» WHAT THE TASK ASKS:
Copy every line of the listing below without changing anything, but leave out the pictures.
_ _ _
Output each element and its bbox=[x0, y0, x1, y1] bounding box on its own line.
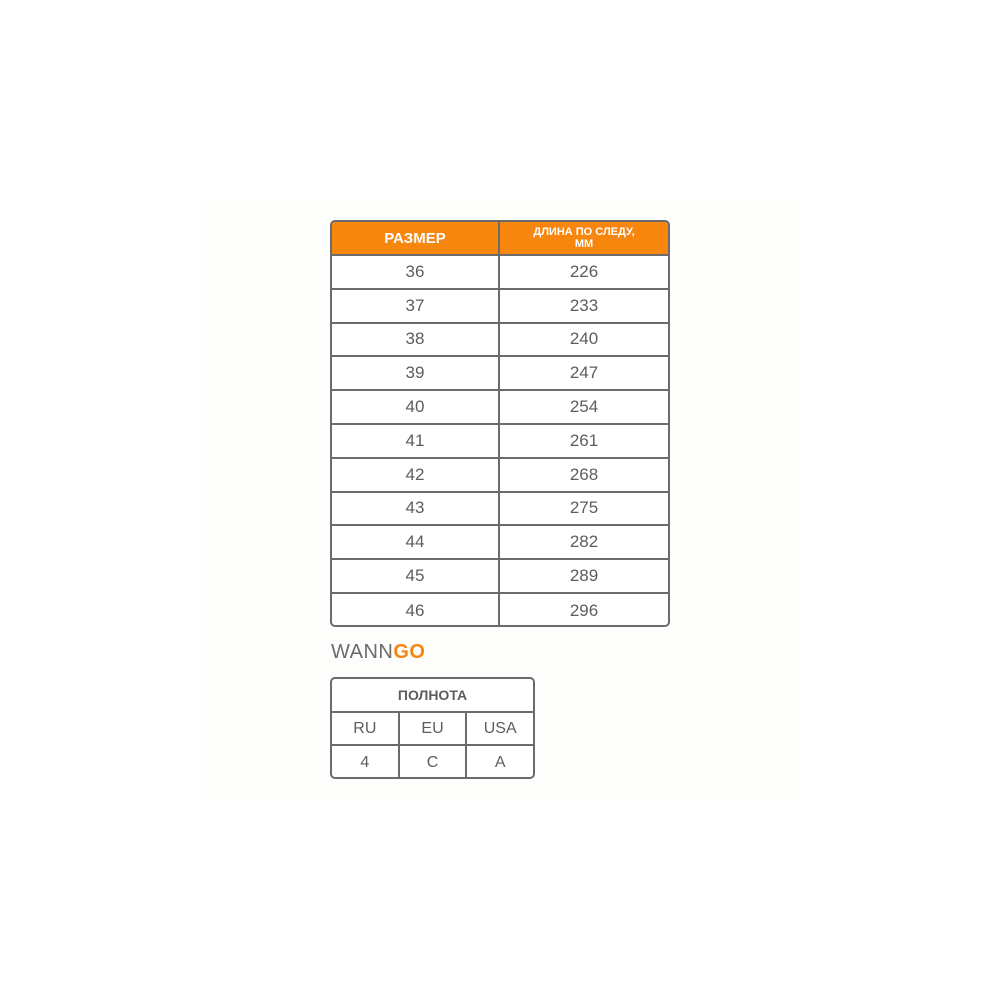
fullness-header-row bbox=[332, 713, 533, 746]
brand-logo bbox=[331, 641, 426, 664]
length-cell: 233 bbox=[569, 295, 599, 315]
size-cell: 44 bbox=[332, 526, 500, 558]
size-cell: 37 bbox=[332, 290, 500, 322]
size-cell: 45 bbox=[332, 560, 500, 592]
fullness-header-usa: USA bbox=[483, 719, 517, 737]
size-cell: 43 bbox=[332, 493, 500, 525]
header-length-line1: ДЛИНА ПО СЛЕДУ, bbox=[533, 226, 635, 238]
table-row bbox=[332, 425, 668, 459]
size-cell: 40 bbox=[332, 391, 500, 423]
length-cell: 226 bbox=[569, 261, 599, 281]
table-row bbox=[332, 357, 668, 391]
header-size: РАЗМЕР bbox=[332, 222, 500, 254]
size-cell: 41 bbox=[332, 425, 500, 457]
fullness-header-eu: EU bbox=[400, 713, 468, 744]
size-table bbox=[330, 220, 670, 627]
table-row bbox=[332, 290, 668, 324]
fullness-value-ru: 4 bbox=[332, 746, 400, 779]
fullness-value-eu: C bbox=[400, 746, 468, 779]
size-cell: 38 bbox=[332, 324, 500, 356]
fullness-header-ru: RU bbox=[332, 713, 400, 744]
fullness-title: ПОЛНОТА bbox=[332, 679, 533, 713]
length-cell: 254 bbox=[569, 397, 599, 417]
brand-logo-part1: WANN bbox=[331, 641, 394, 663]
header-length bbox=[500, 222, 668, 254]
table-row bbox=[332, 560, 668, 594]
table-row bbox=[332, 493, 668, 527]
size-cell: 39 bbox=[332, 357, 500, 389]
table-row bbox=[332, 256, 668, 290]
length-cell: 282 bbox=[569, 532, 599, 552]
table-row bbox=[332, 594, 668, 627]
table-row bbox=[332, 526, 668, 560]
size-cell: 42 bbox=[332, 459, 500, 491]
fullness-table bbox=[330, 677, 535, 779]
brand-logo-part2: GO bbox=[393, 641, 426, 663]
_ _ _
» SOLUTION TO THIS EXERCISE:
Output each element and its bbox=[x0, y0, x1, y1] bounding box on its own line.
fullness-header-row bbox=[332, 713, 533, 746]
brand-logo bbox=[331, 641, 426, 664]
length-cell: 233 bbox=[569, 295, 599, 315]
size-cell: 44 bbox=[332, 526, 500, 558]
size-cell: 37 bbox=[332, 290, 500, 322]
size-cell: 45 bbox=[332, 560, 500, 592]
fullness-header-usa: USA bbox=[483, 719, 517, 737]
size-cell: 43 bbox=[332, 493, 500, 525]
header-length-line1: ДЛИНА ПО СЛЕДУ, bbox=[533, 226, 635, 238]
table-row bbox=[332, 425, 668, 459]
size-cell: 40 bbox=[332, 391, 500, 423]
length-cell: 226 bbox=[569, 261, 599, 281]
table-row bbox=[332, 357, 668, 391]
header-size: РАЗМЕР bbox=[332, 222, 500, 254]
size-cell: 41 bbox=[332, 425, 500, 457]
fullness-header-eu: EU bbox=[400, 713, 468, 744]
size-table bbox=[330, 220, 670, 627]
table-row bbox=[332, 290, 668, 324]
fullness-value-ru: 4 bbox=[332, 746, 400, 779]
fullness-value-eu: C bbox=[400, 746, 468, 779]
size-cell: 38 bbox=[332, 324, 500, 356]
fullness-header-ru: RU bbox=[332, 713, 400, 744]
fullness-title: ПОЛНОТА bbox=[332, 679, 533, 713]
length-cell: 254 bbox=[569, 397, 599, 417]
brand-logo-part1: WANN bbox=[331, 641, 394, 663]
header-length bbox=[500, 222, 668, 254]
table-row bbox=[332, 560, 668, 594]
table-row bbox=[332, 493, 668, 527]
size-cell: 39 bbox=[332, 357, 500, 389]
table-row bbox=[332, 256, 668, 290]
length-cell: 282 bbox=[569, 532, 599, 552]
table-row bbox=[332, 594, 668, 627]
table-row bbox=[332, 526, 668, 560]
size-cell: 42 bbox=[332, 459, 500, 491]
fullness-table bbox=[330, 677, 535, 779]
brand-logo-part2: GO bbox=[393, 641, 426, 663]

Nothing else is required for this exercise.